--- Start of Data for the task ---
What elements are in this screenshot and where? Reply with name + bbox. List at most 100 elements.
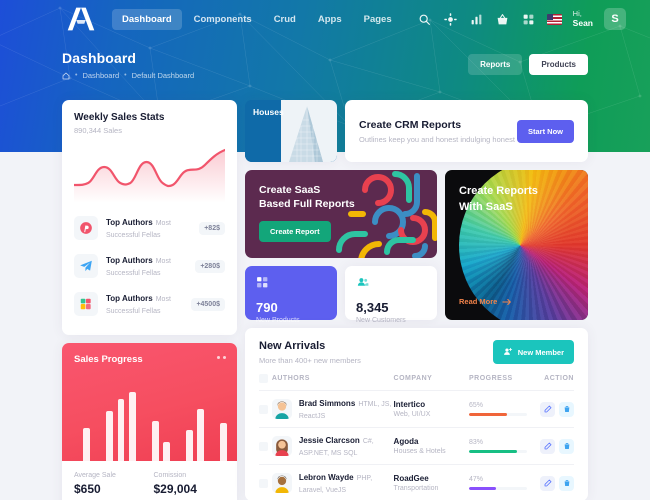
search-icon[interactable] (417, 12, 432, 27)
metric-label: Comission (153, 472, 187, 479)
new-arrivals-card: New Arrivals More than 400+ new members … (245, 328, 588, 500)
planet-title-line2: With SaaS (459, 200, 513, 213)
us-flag-icon[interactable] (546, 13, 562, 25)
author-title: Top Authors (106, 256, 153, 265)
avatar (271, 473, 292, 493)
author-skills: HTML, JS, ReactJS (298, 401, 392, 420)
edit-icon[interactable] (540, 475, 555, 491)
menu-item-pages[interactable]: Pages (363, 13, 392, 25)
breadcrumb-sep-2: • (124, 72, 127, 79)
menu-item-crud[interactable]: Crud (273, 13, 296, 25)
progress-track (469, 487, 528, 490)
row-select-cell (259, 465, 272, 500)
new-arrivals-header: New Arrivals More than 400+ new members … (259, 340, 574, 365)
column-progress: PROGRESS (469, 375, 513, 382)
saas-title-line2: Based Full Reports (259, 198, 355, 211)
author-subtitle: Most Successful Fellas (106, 258, 171, 277)
start-now-button[interactable]: Start Now (516, 119, 574, 143)
crm-title: Create CRM Reports (359, 118, 462, 131)
reports-button[interactable]: Reports (468, 54, 523, 75)
list-item[interactable]: Top Authors Most Successful Fellas +280$ (74, 247, 225, 285)
avatar[interactable]: S (604, 8, 626, 30)
new-member-button[interactable]: New Member (492, 340, 574, 364)
telegram-icon (74, 254, 98, 278)
author-name: Brad Simmons (298, 399, 356, 408)
planet-title-line1: Create Reports (459, 185, 538, 197)
products-button[interactable]: Products (529, 54, 588, 75)
menu-item-components[interactable]: Components (193, 13, 252, 25)
progress-track (469, 413, 528, 416)
row-checkbox[interactable] (259, 441, 268, 451)
planet-report-card: Create Reports With SaaS Read More (445, 170, 588, 320)
colorful-planet-photo (459, 170, 588, 320)
table-row[interactable]: Brad Simmons HTML, JS, ReactJS Intertico… (259, 390, 574, 428)
trash-icon[interactable] (559, 401, 574, 417)
main-menu: Dashboard Components Crud Apps Pages (112, 8, 402, 30)
company-sector: Houses & Hotels (393, 448, 446, 455)
author-badge: +280$ (195, 259, 225, 273)
company-cell: RoadGee Transportation (394, 465, 469, 500)
breadcrumb-item-dashboard[interactable]: Dashboard (82, 71, 120, 80)
company-sector: Transportation (393, 485, 439, 492)
puzzle-icon (74, 292, 98, 316)
row-checkbox[interactable] (259, 478, 268, 488)
column-company: COMPANY (393, 375, 433, 382)
author-title: Top Authors (106, 218, 153, 227)
author-title: Top Authors (106, 294, 153, 303)
dots-icon[interactable] (217, 356, 226, 359)
list-item[interactable]: Top Authors Most Successful Fellas +4500… (74, 285, 225, 323)
user-greeting: Hi, Sean (573, 9, 593, 29)
list-item[interactable]: Top Authors Most Successful Fellas +82$ (74, 209, 225, 247)
dashboard-content: Weekly Sales Stats 890,344 Sales (0, 100, 650, 500)
trash-icon[interactable] (559, 438, 574, 454)
action-cell (540, 428, 574, 465)
sales-progress-title: Sales Progress (74, 354, 143, 365)
pinterest-icon (74, 216, 98, 240)
basket-icon[interactable] (495, 12, 510, 27)
add-user-icon (503, 347, 512, 355)
home-icon[interactable] (62, 72, 70, 80)
table-row[interactable]: Jessie Clarcson C#, ASP.NET, MS SQL Agod… (259, 427, 574, 465)
action-cell (540, 465, 574, 500)
sales-progress-metrics: Average Sale $650 Comission $29,004 Annu… (62, 461, 237, 500)
new-arrivals-titles: New Arrivals More than 400+ new members (259, 340, 361, 365)
menu-item-dashboard[interactable]: Dashboard (112, 8, 182, 30)
stat-value: 8,345 (356, 300, 389, 315)
select-all-checkbox[interactable] (259, 374, 268, 383)
bar-chart-icon[interactable] (469, 12, 484, 27)
edit-icon[interactable] (540, 438, 555, 454)
company-name: Agoda (393, 437, 419, 446)
avatar (271, 399, 292, 419)
stat-row: 790 New Products 8,345 (245, 266, 437, 324)
target-icon[interactable] (443, 12, 458, 27)
read-more-link[interactable]: Read More (459, 297, 512, 306)
metric-value: $650 (74, 482, 101, 496)
table-row[interactable]: Lebron Wayde PHP, Laravel, VueJS RoadGee… (259, 464, 574, 500)
planet-title: Create Reports With SaaS (459, 184, 574, 216)
row-checkbox[interactable] (259, 404, 268, 414)
action-cell (540, 391, 574, 428)
edit-icon[interactable] (540, 401, 555, 417)
content-row: Weekly Sales Stats 890,344 Sales (62, 100, 588, 500)
weekly-sales-title: Weekly Sales Stats (74, 112, 165, 123)
houses-card[interactable]: Houses (245, 100, 337, 162)
author-text: Top Authors Most Successful Fellas (106, 254, 187, 278)
promo-row: Create SaaS Based Full Reports Create Re… (245, 170, 588, 324)
trash-icon[interactable] (559, 475, 574, 491)
progress-cell: 47% (469, 465, 540, 500)
breadcrumb: • Dashboard • Default Dashboard (62, 71, 194, 80)
page-title: Dashboard (62, 50, 137, 66)
menu-item-apps[interactable]: Apps (317, 13, 342, 25)
author-info: Brad Simmons HTML, JS, ReactJS (271, 397, 394, 421)
grid-icon[interactable] (521, 12, 536, 27)
author-name-block: Brad Simmons HTML, JS, ReactJS (299, 397, 394, 421)
read-more-label: Read More (459, 297, 498, 306)
progress-track (469, 450, 528, 453)
create-report-button[interactable]: Create Report (259, 221, 331, 243)
company-cell: Intertico Web, UI/UX (394, 391, 469, 428)
logo-icon[interactable] (62, 6, 100, 32)
stat-new-customers[interactable]: 8,345 New Customers (345, 266, 437, 324)
stat-new-products[interactable]: 790 New Products (245, 266, 337, 324)
breadcrumb-item-default-dashboard[interactable]: Default Dashboard (131, 71, 195, 80)
author-name: Lebron Wayde (298, 473, 354, 482)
--- End of Data for the task ---
Rewrite the material with "Top Authors" changed to "Top Sellers" everywhere and everything else left as is. Omit the pictures.

What elements are in this screenshot and where? Reply with name + bbox. List at most 100 elements.
search-icon[interactable] (417, 12, 432, 27)
metric-label: Comission (153, 472, 187, 479)
new-arrivals-card: New Arrivals More than 400+ new members … (245, 328, 588, 500)
planet-title-line2: With SaaS (459, 200, 513, 213)
us-flag-icon[interactable] (546, 13, 562, 25)
author-title: Top Sellers (106, 256, 153, 265)
avatar (271, 473, 292, 493)
author-skills: HTML, JS, ReactJS (298, 401, 392, 420)
edit-icon[interactable] (540, 475, 555, 491)
menu-item-pages[interactable]: Pages (363, 13, 392, 25)
breadcrumb-sep-2: • (124, 72, 127, 79)
menu-item-crud[interactable]: Crud (273, 13, 296, 25)
progress-track (469, 487, 528, 490)
row-select-cell (259, 465, 272, 500)
new-arrivals-header: New Arrivals More than 400+ new members … (259, 340, 574, 365)
column-progress: PROGRESS (469, 375, 513, 382)
saas-title-line2: Based Full Reports (259, 198, 355, 211)
author-subtitle: Most Successful Fellas (106, 258, 171, 277)
start-now-button[interactable]: Start Now (516, 119, 574, 143)
crm-title: Create CRM Reports (359, 118, 462, 131)
reports-button[interactable]: Reports (468, 54, 523, 75)
list-item[interactable]: Top Sellers Most Successful Fellas +280$ (74, 247, 225, 285)
avatar[interactable]: S (604, 8, 626, 30)
new-member-button[interactable]: New Member (492, 340, 574, 364)
telegram-icon (74, 254, 98, 278)
author-name: Brad Simmons (298, 399, 356, 408)
planet-title-line1: Create Reports (459, 185, 538, 197)
products-button[interactable]: Products (529, 54, 588, 75)
menu-item-components[interactable]: Components (193, 13, 252, 25)
progress-track (469, 413, 528, 416)
row-checkbox[interactable] (259, 441, 268, 451)
planet-report-card: Create Reports With SaaS Read More (445, 170, 588, 320)
colorful-planet-photo (459, 170, 588, 320)
table-row[interactable]: Brad Simmons HTML, JS, ReactJS Intertico… (259, 390, 574, 428)
trash-icon[interactable] (559, 401, 574, 417)
main-menu: Dashboard Components Crud Apps Pages (112, 8, 402, 30)
company-sector: Houses & Hotels (393, 448, 446, 455)
author-badge: +280$ (195, 259, 225, 273)
company-cell: RoadGee Transportation (394, 465, 469, 500)
breadcrumb-item-dashboard[interactable]: Dashboard (82, 71, 120, 80)
company-sector: Transportation (393, 485, 439, 492)
puzzle-icon (74, 292, 98, 316)
row-checkbox[interactable] (259, 478, 268, 488)
column-company: COMPANY (393, 375, 433, 382)
author-title: Top Sellers (106, 218, 153, 227)
author-title: Top Sellers (106, 294, 153, 303)
dots-icon[interactable] (217, 356, 226, 359)
list-item[interactable]: Top Sellers Most Successful Fellas +4500… (74, 285, 225, 323)
user-greeting: Hi, Sean (573, 9, 593, 29)
list-item[interactable]: Top Sellers Most Successful Fellas +82$ (74, 209, 225, 247)
dashboard-content: Weekly Sales Stats 890,344 Sales (0, 100, 650, 500)
trash-icon[interactable] (559, 438, 574, 454)
action-cell (540, 428, 574, 465)
sales-progress-title: Sales Progress (74, 354, 143, 365)
pinterest-icon (74, 216, 98, 240)
basket-icon[interactable] (495, 12, 510, 27)
add-user-icon (503, 347, 512, 355)
home-icon[interactable] (62, 72, 70, 80)
table-row[interactable]: Jessie Clarcson C#, ASP.NET, MS SQL Agod… (259, 427, 574, 465)
action-cell (540, 465, 574, 500)
sales-progress-metrics: Average Sale $650 Comission $29,004 Annu… (62, 461, 237, 500)
new-arrivals-titles: New Arrivals More than 400+ new members (259, 340, 361, 365)
menu-item-dashboard[interactable]: Dashboard (112, 8, 182, 30)
stat-value: 8,345 (356, 300, 389, 315)
select-all-checkbox[interactable] (259, 374, 268, 383)
bar-chart-icon[interactable] (469, 12, 484, 27)
edit-icon[interactable] (540, 438, 555, 454)
company-name: Agoda (393, 437, 419, 446)
avatar (271, 399, 292, 419)
stat-row: 790 New Products 8,345 (245, 266, 437, 324)
target-icon[interactable] (443, 12, 458, 27)
read-more-link[interactable]: Read More (459, 297, 512, 306)
metric-value: $650 (74, 482, 101, 496)
table-row[interactable]: Lebron Wayde PHP, Laravel, VueJS RoadGee… (259, 464, 574, 500)
planet-title: Create Reports With SaaS (459, 184, 574, 216)
row-checkbox[interactable] (259, 404, 268, 414)
action-cell (540, 391, 574, 428)
edit-icon[interactable] (540, 401, 555, 417)
content-row: Weekly Sales Stats 890,344 Sales (62, 100, 588, 500)
weekly-sales-title: Weekly Sales Stats (74, 112, 165, 123)
houses-card[interactable]: Houses (245, 100, 337, 162)
author-text: Top Sellers Most Successful Fellas (106, 254, 187, 278)
promo-row: Create SaaS Based Full Reports Create Re… (245, 170, 588, 324)
trash-icon[interactable] (559, 475, 574, 491)
progress-cell: 47% (469, 465, 540, 500)
breadcrumb: • Dashboard • Default Dashboard (62, 71, 194, 80)
page-title: Dashboard (62, 50, 137, 66)
menu-item-apps[interactable]: Apps (317, 13, 342, 25)
author-info: Brad Simmons HTML, JS, ReactJS (271, 397, 394, 421)
grid-icon[interactable] (521, 12, 536, 27)
author-name-block: Brad Simmons HTML, JS, ReactJS (299, 397, 394, 421)
read-more-label: Read More (459, 297, 498, 306)
progress-track (469, 450, 528, 453)
create-report-button[interactable]: Create Report (259, 221, 331, 243)
company-cell: Intertico Web, UI/UX (394, 391, 469, 428)
logo-icon[interactable] (62, 6, 100, 32)
stat-new-customers[interactable]: 8,345 New Customers (345, 266, 437, 324)
stat-new-products[interactable]: 790 New Products (245, 266, 337, 324)
breadcrumb-item-default-dashboard[interactable]: Default Dashboard (131, 71, 195, 80)
author-name: Lebron Wayde (298, 473, 354, 482)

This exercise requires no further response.